## TASK OBJECTIVE
Write out each line exactly as it stands, please.

## PROVIDED INFORMATION
━━━━

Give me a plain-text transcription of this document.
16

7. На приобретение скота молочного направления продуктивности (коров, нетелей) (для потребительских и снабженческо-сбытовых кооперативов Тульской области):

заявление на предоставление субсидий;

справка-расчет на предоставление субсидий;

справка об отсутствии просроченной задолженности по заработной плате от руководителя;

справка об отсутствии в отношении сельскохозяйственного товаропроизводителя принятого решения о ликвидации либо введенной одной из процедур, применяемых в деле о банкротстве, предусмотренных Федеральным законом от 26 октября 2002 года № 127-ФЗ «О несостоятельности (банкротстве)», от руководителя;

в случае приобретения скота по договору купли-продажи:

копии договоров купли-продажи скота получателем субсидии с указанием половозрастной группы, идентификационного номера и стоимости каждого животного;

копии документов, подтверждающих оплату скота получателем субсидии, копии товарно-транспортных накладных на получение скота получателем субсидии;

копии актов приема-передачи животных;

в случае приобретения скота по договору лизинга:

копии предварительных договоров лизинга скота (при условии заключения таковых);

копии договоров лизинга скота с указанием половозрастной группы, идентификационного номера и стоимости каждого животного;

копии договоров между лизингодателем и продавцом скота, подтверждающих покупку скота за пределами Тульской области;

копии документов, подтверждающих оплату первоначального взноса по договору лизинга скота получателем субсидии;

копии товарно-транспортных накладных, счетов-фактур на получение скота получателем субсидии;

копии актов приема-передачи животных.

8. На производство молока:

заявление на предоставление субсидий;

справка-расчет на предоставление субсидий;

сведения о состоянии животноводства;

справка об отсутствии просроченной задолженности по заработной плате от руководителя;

━━━━

## SOLUTION TO THIS EXERCISE
Give me a plain-text transcription of this document.
16

7. На приобретение скота молочного направления продуктивности (коров, нетелей) (для потребительских и снабженческо-сбытовых кооперативов Тульской области):

заявление на предоставление субсидий;

справка-расчет на предоставление субсидий;

справка об отсутствии просроченной задолженности по заработной плате от руководителя;

справка об отсутствии в отношении сельскохозяйственного товаропроизводителя принятого решения о ликвидации либо введенной одной из процедур, применяемых в деле о банкротстве, предусмотренных Федеральным законом от 26 октября 2002 года № 127-ФЗ «О несостоятельности (банкротстве)», от руководителя;

в случае приобретения скота по договору купли-продажи:

копии договоров купли-продажи скота получателем субсидии с указанием половозрастной группы, идентификационного номера и стоимости каждого животного;

копии документов, подтверждающих оплату скота получателем субсидии, копии товарно-транспортных накладных на получение скота получателем субсидии;

копии актов приема-передачи животных;

в случае приобретения скота по договору лизинга:

копии предварительных договоров лизинга скота (при условии заключения таковых);

копии договоров лизинга скота с указанием половозрастной группы, идентификационного номера и стоимости каждого животного;

копии договоров между лизингодателем и продавцом скота, подтверждающих покупку скота за пределами Тульской области;

копии документов, подтверждающих оплату первоначального взноса по договору лизинга скота получателем субсидии;

копии товарно-транспортных накладных, счетов-фактур на получение скота получателем субсидии;

копии актов приема-передачи животных.

8. На производство молока:

заявление на предоставление субсидий;

справка-расчет на предоставление субсидий;

сведения о состоянии животноводства;

справка об отсутствии просроченной задолженности по заработной плате от руководителя;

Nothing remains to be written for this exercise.